List all lines of the data that include the string "this".

** start **

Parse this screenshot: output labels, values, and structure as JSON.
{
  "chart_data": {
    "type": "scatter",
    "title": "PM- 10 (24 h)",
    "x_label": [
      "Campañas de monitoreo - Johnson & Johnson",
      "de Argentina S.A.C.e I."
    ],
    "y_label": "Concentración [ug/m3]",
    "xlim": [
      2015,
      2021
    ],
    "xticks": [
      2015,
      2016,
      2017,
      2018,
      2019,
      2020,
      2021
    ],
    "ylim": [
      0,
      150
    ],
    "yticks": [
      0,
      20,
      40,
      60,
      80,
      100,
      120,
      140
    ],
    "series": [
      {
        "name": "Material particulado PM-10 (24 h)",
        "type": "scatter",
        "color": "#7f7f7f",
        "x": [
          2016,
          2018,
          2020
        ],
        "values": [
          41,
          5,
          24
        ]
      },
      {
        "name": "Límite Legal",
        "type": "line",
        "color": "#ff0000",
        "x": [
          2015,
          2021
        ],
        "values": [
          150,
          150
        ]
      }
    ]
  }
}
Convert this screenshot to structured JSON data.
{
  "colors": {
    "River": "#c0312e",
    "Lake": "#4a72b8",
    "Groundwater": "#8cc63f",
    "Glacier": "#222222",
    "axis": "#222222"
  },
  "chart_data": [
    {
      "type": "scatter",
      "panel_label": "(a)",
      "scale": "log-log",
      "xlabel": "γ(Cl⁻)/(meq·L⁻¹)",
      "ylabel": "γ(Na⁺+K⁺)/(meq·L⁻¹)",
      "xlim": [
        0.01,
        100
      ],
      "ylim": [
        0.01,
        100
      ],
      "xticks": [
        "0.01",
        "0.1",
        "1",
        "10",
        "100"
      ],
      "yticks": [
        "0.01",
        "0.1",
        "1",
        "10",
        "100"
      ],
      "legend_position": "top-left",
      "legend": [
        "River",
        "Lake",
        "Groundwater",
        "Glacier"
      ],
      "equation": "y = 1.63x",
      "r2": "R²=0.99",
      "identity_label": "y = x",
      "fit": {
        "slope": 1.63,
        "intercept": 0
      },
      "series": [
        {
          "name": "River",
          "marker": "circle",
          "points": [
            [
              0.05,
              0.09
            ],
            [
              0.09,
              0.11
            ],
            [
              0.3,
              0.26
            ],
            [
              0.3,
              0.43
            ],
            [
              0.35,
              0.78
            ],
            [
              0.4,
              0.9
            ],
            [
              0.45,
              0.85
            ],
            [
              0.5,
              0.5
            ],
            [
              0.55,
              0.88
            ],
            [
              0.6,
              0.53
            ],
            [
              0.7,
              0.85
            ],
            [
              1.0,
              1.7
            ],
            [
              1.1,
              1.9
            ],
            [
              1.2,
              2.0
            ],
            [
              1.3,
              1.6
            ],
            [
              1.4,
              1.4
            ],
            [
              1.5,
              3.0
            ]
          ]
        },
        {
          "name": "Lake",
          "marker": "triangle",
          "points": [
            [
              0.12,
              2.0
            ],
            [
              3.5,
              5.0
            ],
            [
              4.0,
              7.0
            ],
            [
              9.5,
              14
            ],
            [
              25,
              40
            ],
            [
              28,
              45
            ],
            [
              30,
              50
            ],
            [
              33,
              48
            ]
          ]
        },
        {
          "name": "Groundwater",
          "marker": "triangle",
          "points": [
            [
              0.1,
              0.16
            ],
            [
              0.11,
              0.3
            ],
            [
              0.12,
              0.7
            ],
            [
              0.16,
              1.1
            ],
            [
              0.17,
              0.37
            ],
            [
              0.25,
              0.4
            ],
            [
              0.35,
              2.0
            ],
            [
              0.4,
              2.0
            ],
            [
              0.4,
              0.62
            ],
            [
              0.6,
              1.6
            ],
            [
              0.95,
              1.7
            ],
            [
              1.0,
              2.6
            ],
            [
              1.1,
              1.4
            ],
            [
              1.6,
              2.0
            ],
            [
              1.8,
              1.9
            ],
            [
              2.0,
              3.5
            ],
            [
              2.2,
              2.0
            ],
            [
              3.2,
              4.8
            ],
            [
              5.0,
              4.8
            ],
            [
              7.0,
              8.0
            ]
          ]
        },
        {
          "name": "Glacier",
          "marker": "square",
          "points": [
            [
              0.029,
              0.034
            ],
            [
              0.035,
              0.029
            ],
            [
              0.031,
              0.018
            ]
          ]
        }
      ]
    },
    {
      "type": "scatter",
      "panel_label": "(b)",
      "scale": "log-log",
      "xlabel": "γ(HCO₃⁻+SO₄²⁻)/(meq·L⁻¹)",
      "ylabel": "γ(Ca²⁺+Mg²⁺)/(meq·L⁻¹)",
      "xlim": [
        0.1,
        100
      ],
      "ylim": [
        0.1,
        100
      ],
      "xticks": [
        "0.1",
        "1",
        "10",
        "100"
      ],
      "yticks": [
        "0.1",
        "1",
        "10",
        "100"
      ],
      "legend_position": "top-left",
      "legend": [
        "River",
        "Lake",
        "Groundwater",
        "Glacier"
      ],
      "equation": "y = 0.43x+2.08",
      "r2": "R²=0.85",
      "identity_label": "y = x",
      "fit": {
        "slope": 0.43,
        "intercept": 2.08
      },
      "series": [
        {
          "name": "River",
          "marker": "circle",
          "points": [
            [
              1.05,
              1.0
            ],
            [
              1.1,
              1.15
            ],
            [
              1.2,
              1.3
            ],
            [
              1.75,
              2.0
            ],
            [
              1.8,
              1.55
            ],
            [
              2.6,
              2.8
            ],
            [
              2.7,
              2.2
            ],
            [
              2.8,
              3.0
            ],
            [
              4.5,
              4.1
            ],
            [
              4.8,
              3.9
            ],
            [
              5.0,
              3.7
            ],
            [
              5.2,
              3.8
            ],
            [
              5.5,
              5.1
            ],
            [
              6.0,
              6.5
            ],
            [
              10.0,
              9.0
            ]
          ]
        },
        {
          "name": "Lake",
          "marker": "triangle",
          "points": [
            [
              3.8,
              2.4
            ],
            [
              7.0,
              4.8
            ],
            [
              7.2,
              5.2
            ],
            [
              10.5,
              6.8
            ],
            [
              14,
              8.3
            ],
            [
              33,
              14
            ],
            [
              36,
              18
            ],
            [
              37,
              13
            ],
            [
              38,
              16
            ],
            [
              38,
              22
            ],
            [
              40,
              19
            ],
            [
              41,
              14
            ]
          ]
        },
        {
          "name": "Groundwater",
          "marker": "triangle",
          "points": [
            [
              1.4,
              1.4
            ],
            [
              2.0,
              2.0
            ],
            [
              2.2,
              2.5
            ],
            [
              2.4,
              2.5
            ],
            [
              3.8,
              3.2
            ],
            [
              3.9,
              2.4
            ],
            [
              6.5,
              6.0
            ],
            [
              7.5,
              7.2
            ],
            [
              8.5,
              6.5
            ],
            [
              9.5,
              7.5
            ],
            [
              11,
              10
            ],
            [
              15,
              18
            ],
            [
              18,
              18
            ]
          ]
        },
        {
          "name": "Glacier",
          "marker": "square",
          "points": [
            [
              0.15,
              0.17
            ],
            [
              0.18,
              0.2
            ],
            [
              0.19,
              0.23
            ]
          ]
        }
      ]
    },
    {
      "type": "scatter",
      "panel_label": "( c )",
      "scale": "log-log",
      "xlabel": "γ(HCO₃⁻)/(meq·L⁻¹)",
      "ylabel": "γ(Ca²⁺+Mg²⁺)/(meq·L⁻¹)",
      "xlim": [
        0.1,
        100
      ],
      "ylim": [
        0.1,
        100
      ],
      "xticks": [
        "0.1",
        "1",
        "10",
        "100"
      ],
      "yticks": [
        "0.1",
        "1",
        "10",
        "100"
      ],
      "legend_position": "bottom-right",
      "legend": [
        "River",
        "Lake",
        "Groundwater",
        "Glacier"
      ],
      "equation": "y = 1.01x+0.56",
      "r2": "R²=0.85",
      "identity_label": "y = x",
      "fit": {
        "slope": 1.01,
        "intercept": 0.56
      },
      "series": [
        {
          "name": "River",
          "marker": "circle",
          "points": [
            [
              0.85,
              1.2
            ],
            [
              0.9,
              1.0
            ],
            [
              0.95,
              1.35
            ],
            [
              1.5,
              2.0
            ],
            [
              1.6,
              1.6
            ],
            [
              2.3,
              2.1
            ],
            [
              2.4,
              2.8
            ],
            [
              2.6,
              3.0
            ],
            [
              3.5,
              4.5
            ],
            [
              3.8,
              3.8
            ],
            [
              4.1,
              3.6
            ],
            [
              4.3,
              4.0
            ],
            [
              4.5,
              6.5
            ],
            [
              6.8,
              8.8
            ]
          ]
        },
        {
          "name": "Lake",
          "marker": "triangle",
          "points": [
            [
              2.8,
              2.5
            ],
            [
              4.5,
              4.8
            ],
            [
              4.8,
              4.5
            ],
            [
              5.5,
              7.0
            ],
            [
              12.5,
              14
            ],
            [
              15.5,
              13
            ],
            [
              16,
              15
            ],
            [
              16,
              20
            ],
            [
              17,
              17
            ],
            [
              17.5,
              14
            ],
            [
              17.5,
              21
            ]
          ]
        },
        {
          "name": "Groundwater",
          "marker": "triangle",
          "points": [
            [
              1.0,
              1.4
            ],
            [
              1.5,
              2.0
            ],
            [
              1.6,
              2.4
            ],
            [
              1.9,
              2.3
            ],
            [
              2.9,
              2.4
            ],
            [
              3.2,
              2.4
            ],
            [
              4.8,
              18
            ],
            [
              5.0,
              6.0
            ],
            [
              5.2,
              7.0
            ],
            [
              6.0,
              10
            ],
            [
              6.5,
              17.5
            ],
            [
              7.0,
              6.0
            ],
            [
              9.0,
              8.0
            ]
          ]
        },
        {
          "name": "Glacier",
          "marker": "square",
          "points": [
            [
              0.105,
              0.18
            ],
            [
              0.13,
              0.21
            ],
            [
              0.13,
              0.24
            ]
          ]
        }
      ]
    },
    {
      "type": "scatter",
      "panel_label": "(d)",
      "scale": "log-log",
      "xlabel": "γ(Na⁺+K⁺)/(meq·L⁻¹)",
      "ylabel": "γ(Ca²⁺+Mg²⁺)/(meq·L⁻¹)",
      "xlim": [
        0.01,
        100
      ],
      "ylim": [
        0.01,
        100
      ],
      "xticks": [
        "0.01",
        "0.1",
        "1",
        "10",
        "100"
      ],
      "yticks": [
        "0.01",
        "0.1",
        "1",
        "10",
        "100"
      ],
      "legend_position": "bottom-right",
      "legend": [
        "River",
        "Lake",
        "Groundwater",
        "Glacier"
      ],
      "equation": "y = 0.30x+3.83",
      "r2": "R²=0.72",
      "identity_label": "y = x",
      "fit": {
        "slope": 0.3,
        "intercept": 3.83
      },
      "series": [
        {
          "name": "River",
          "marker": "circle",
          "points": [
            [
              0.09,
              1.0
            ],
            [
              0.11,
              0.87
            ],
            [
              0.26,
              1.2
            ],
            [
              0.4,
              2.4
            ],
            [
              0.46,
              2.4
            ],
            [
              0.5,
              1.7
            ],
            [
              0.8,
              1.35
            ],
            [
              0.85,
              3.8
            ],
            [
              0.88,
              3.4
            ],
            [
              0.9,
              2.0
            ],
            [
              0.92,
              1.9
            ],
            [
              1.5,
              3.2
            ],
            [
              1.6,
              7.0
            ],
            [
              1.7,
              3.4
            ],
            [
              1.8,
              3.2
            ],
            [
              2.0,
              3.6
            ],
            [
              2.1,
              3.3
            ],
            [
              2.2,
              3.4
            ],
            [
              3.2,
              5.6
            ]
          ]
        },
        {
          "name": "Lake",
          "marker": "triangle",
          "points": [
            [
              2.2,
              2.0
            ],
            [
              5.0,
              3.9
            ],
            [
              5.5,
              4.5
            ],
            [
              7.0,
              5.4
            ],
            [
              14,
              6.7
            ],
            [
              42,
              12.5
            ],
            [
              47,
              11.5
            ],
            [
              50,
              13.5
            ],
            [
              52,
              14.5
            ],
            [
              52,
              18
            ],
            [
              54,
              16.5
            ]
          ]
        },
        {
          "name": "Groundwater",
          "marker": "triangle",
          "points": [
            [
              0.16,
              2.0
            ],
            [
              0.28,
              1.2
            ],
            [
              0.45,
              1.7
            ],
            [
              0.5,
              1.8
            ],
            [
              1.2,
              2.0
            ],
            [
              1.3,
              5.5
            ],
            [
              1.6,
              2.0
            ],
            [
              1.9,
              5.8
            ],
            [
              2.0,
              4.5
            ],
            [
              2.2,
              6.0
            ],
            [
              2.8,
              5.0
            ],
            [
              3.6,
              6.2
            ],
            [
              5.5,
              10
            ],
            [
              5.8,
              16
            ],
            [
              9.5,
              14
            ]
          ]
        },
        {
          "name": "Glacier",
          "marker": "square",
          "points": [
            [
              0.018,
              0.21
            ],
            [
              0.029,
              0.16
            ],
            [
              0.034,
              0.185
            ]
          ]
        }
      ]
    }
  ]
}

** end **

TASK RESPONSE
Parse this screenshot: output labels, values, and structure as JSON.
Convert this screenshot to structured JSON data.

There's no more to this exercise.